(Records that describe figures)
────

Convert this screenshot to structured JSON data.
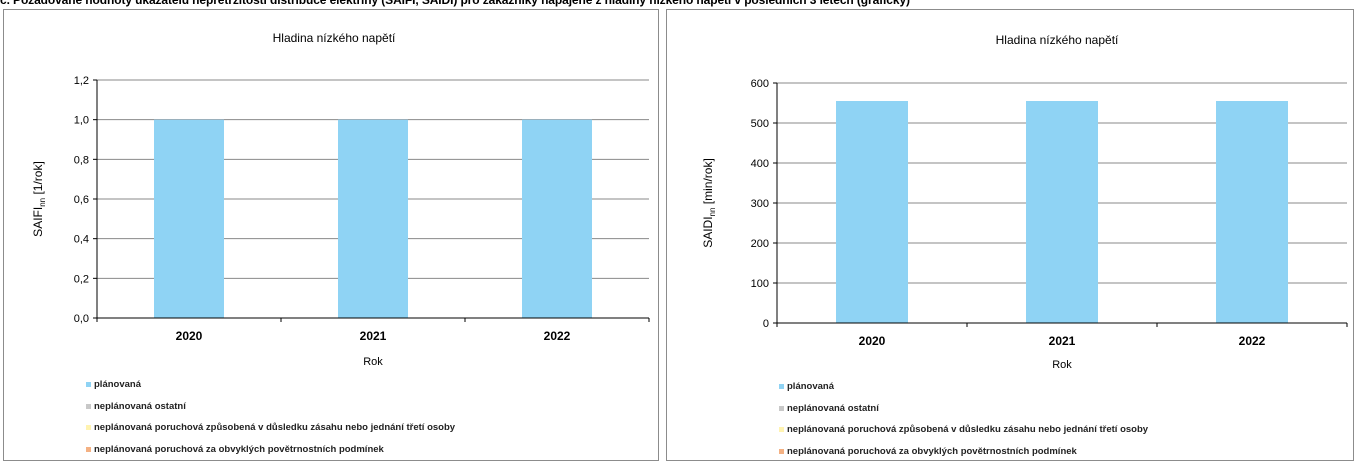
{
  "header": {
    "text": "c. Požadované hodnoty ukazatelů nepřetržitosti distribuce elektřiny (SAIFI, SAIDI) pro zákazníky napájené z hladiny nízkého napětí v posledních 3 letech (grafický)"
  },
  "legend": [
    {
      "label": "plánovaná",
      "color": "#8fd3f4"
    },
    {
      "label": "neplánovaná ostatní",
      "color": "#c8c8c8"
    },
    {
      "label": "neplánovaná poruchová způsobená v důsledku zásahu nebo jednání třetí osoby",
      "color": "#fff3b0"
    },
    {
      "label": "neplánovaná poruchová za obvyklých povětrnostních podmínek",
      "color": "#f4b183"
    }
  ],
  "chart_data": [
    {
      "type": "bar",
      "title": "Hladina nízkého napětí",
      "xlabel": "Rok",
      "ylabel_main": "SAIFI",
      "ylabel_sub": "nn",
      "ylabel_unit": "[1/rok]",
      "categories": [
        "2020",
        "2021",
        "2022"
      ],
      "series": [
        {
          "name": "plánovaná",
          "values": [
            1.0,
            1.0,
            1.0
          ],
          "color": "#8fd3f4"
        }
      ],
      "ylim": [
        0,
        1.2
      ],
      "yticks": [
        "0,0",
        "0,2",
        "0,4",
        "0,6",
        "0,8",
        "1,0",
        "1,2"
      ],
      "grid": true,
      "legend_position": "bottom"
    },
    {
      "type": "bar",
      "title": "Hladina nízkého napětí",
      "xlabel": "Rok",
      "ylabel_main": "SAIDI",
      "ylabel_sub": "nn",
      "ylabel_unit": "[min/rok]",
      "categories": [
        "2020",
        "2021",
        "2022"
      ],
      "series": [
        {
          "name": "plánovaná",
          "values": [
            555,
            555,
            555
          ],
          "color": "#8fd3f4"
        }
      ],
      "ylim": [
        0,
        600
      ],
      "yticks": [
        "0",
        "100",
        "200",
        "300",
        "400",
        "500",
        "600"
      ],
      "grid": true,
      "legend_position": "bottom"
    }
  ]
}
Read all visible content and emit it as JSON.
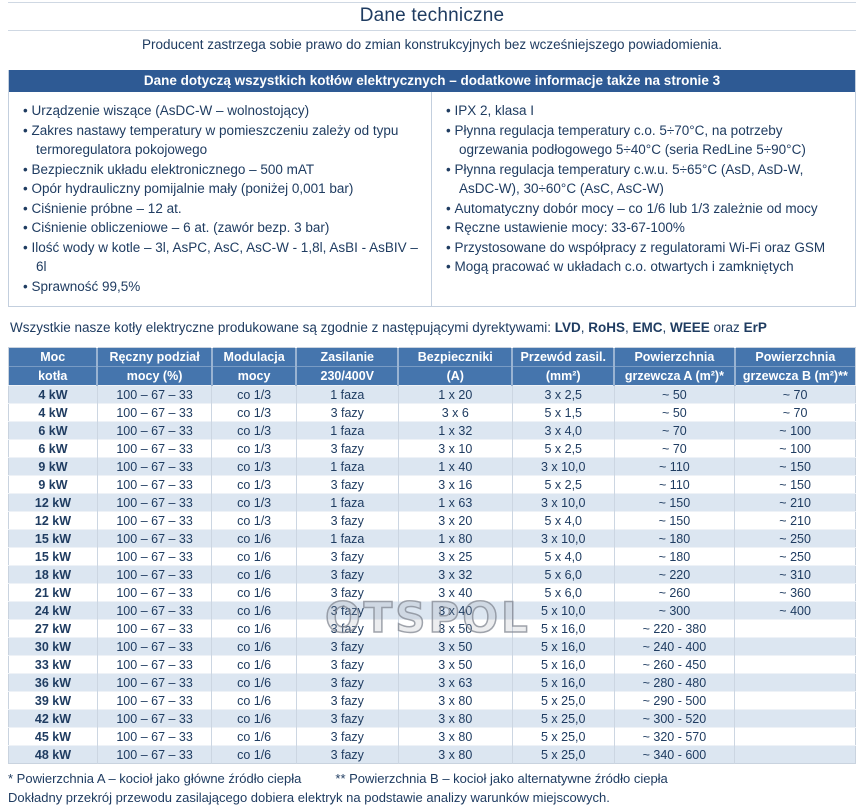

────

## GOAL
Reproduce all of the material exactly, apart from the pictures.

## REPLY
Convert this screenshot to structured JSON data.
{
  "header": {
    "text": "c. Požadované hodnoty ukazatelů nepřetržitosti distribuce elektřiny (SAIFI, SAIDI) pro zákazníky napájené z hladiny nízkého napětí v posledních 3 letech (grafický)"
  },
  "legend": [
    {
      "label": "plánovaná",
      "color": "#8fd3f4"
    },
    {
      "label": "neplánovaná ostatní",
      "color": "#c8c8c8"
    },
    {
      "label": "neplánovaná poruchová způsobená v důsledku zásahu nebo jednání třetí osoby",
      "color": "#fff3b0"
    },
    {
      "label": "neplánovaná poruchová za obvyklých povětrnostních podmínek",
      "color": "#f4b183"
    }
  ],
  "chart_data": [
    {
      "type": "bar",
      "title": "Hladina nízkého napětí",
      "xlabel": "Rok",
      "ylabel_main": "SAIFI",
      "ylabel_sub": "nn",
      "ylabel_unit": "[1/rok]",
      "categories": [
        "2020",
        "2021",
        "2022"
      ],
      "series": [
        {
          "name": "plánovaná",
          "values": [
            1.0,
            1.0,
            1.0
          ],
          "color": "#8fd3f4"
        }
      ],
      "ylim": [
        0,
        1.2
      ],
      "yticks": [
        "0,0",
        "0,2",
        "0,4",
        "0,6",
        "0,8",
        "1,0",
        "1,2"
      ],
      "grid": true,
      "legend_position": "bottom"
    },
    {
      "type": "bar",
      "title": "Hladina nízkého napětí",
      "xlabel": "Rok",
      "ylabel_main": "SAIDI",
      "ylabel_sub": "nn",
      "ylabel_unit": "[min/rok]",
      "categories": [
        "2020",
        "2021",
        "2022"
      ],
      "series": [
        {
          "name": "plánovaná",
          "values": [
            555,
            555,
            555
          ],
          "color": "#8fd3f4"
        }
      ],
      "ylim": [
        0,
        600
      ],
      "yticks": [
        "0",
        "100",
        "200",
        "300",
        "400",
        "500",
        "600"
      ],
      "grid": true,
      "legend_position": "bottom"
    }
  ]
}
Read all visible content and emit it as JSON.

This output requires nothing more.